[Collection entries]
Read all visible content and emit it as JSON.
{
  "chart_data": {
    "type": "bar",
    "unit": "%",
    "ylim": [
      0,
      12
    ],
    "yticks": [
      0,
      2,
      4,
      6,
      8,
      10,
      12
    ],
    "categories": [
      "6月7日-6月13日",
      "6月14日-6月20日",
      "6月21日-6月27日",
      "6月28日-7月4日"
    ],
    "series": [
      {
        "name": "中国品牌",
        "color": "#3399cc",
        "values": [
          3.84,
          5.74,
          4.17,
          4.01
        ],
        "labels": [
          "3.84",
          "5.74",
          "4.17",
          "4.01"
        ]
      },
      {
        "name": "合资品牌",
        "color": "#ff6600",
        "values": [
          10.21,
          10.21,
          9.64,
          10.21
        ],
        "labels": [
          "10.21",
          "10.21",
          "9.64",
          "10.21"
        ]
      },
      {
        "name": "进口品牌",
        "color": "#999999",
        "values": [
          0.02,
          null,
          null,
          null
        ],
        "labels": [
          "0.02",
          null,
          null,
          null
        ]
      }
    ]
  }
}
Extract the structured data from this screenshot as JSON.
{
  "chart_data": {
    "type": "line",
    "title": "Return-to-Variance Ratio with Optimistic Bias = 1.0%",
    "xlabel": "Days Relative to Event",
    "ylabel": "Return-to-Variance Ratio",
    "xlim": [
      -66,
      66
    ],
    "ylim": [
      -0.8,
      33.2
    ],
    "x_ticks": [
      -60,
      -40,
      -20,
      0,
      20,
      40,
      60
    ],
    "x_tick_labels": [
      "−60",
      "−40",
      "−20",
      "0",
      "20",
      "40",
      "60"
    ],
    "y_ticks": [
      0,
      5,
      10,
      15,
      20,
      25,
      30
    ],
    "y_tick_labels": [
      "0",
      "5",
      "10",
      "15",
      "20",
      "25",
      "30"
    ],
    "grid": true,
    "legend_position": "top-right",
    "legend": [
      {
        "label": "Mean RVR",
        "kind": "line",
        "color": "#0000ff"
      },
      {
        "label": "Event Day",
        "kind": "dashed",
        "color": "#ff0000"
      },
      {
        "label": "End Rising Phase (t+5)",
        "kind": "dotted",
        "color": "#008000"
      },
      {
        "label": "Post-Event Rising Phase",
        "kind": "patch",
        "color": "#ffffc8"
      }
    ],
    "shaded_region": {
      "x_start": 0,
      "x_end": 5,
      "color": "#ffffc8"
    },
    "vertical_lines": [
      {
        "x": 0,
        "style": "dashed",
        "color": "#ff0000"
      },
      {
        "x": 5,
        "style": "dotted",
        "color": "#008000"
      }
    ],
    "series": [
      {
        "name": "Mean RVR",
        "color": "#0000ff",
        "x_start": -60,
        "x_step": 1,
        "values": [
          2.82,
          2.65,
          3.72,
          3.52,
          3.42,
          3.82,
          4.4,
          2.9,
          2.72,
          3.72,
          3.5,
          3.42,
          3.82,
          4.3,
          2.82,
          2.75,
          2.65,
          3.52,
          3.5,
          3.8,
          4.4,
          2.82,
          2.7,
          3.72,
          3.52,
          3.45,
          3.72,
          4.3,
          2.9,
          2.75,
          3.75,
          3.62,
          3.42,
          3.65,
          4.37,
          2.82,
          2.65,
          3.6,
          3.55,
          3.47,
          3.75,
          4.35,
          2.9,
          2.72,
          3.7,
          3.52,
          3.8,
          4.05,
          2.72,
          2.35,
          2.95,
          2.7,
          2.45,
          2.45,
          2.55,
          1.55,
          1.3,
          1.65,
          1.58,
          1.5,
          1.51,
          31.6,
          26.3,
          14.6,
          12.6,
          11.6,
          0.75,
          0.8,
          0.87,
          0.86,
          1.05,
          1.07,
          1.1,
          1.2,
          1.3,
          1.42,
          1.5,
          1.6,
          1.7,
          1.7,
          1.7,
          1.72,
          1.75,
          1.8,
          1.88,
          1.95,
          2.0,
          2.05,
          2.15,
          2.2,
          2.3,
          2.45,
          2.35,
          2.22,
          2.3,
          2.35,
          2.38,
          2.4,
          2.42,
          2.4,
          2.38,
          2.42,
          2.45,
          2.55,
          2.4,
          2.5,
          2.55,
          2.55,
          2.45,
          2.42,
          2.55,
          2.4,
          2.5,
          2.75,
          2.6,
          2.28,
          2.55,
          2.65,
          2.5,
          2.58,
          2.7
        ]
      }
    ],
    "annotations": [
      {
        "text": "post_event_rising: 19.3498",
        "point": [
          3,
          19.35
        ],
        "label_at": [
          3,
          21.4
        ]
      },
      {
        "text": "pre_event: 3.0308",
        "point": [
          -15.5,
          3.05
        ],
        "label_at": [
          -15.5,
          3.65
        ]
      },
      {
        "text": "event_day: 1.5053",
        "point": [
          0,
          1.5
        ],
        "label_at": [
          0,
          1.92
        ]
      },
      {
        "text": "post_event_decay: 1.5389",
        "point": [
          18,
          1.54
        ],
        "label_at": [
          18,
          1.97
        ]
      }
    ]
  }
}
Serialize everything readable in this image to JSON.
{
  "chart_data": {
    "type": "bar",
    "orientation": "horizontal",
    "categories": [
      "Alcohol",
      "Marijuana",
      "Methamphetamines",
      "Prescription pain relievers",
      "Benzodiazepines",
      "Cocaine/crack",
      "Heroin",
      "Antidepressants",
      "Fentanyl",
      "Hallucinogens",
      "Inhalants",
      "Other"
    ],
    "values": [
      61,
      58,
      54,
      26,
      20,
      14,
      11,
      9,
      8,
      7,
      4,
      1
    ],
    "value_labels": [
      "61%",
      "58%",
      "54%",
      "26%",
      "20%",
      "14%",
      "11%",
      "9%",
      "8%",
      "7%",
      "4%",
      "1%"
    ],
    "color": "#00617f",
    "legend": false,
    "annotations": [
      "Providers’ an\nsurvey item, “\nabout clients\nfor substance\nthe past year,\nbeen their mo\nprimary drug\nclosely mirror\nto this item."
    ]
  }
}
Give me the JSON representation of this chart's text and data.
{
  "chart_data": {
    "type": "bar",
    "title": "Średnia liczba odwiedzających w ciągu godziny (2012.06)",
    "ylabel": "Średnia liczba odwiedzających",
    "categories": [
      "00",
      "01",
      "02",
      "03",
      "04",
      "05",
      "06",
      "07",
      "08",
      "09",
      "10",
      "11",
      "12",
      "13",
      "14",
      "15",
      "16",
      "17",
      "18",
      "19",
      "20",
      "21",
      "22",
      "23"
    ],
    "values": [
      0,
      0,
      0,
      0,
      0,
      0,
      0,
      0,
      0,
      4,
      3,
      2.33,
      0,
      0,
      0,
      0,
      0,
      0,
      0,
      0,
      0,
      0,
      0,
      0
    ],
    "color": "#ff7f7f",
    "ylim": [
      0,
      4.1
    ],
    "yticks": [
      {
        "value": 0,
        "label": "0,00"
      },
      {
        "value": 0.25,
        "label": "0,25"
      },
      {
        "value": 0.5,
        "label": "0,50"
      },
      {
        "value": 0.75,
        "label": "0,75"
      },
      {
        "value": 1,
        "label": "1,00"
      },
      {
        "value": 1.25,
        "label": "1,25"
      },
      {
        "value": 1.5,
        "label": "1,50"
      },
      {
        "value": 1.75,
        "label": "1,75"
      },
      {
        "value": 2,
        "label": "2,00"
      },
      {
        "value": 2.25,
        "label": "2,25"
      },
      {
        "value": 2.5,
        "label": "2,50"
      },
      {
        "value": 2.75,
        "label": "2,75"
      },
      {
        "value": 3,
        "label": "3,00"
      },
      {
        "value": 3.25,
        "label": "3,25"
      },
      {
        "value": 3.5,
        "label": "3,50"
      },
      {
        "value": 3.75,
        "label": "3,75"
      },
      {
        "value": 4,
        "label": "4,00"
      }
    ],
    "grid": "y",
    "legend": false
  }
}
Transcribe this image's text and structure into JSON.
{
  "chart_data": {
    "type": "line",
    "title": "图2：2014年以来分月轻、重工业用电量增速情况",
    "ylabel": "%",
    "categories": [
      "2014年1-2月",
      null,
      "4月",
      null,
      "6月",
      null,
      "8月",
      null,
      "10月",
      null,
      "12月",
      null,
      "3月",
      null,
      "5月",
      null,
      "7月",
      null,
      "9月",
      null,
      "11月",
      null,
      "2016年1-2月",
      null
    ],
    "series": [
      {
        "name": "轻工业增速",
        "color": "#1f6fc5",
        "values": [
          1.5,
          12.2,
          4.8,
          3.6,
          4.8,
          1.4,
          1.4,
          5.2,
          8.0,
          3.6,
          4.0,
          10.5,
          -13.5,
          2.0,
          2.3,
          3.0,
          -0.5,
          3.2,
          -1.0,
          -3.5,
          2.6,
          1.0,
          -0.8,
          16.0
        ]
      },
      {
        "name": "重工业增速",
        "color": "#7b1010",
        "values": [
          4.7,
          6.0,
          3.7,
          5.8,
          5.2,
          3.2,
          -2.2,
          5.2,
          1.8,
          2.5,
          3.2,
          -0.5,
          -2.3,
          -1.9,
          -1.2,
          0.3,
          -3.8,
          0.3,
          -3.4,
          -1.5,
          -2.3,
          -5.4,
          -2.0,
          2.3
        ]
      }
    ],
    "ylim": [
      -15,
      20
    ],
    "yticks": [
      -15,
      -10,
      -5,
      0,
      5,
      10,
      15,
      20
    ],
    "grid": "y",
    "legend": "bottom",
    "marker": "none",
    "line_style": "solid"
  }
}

| Exercise aim |
Find all lines holding the string "this" and copy them.

| Exercise output |
Extract the structured data from this screenshot as JSON.
Serialize everything readable in this image to JSON.
      "Providers’ an\nsurvey item, “\nabout clients\nfor substance\nthe past year,\nbeen their mo\nprimary drug\nclosely mirror\nto this item."
Give me the JSON representation of this chart's text and data.
Transcribe this image's text and structure into JSON.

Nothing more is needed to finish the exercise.